### Set problem
Go through the records and copy each line where the word "right" occurs.

Start Task inputs

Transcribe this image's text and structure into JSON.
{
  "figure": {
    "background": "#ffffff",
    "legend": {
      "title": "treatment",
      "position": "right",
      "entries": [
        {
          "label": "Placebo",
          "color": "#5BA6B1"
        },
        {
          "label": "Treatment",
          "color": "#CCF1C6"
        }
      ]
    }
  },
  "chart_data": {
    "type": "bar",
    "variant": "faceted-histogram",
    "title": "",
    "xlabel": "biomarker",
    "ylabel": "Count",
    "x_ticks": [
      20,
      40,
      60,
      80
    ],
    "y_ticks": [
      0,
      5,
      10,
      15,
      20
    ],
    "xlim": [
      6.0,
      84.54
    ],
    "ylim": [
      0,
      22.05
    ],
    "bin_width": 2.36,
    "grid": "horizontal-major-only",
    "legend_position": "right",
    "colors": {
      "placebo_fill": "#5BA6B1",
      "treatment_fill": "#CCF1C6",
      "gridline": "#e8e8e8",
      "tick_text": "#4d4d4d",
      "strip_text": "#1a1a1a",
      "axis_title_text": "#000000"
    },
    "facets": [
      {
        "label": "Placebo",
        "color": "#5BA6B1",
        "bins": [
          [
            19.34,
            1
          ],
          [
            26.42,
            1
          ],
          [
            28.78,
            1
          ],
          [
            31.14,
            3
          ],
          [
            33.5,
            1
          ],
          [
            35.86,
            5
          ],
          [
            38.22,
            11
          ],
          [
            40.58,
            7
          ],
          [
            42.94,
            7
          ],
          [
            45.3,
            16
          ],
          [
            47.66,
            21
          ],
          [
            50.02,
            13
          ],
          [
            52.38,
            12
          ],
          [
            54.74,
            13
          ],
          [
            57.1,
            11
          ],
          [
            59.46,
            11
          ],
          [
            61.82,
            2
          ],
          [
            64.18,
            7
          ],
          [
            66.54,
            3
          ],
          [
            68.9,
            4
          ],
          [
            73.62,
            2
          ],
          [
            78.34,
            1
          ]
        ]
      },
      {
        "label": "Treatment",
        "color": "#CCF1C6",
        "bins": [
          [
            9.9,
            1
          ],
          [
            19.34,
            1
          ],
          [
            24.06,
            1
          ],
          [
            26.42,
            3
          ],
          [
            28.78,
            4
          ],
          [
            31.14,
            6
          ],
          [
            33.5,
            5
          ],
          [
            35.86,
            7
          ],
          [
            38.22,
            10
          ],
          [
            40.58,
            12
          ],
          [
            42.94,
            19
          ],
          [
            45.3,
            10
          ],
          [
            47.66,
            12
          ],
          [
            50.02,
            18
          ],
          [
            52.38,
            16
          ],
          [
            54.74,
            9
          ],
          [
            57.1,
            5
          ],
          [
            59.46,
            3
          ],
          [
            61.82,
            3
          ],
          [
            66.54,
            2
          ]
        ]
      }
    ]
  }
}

End Task inputs

### Full response
      "position": "right",
    "legend_position": "right",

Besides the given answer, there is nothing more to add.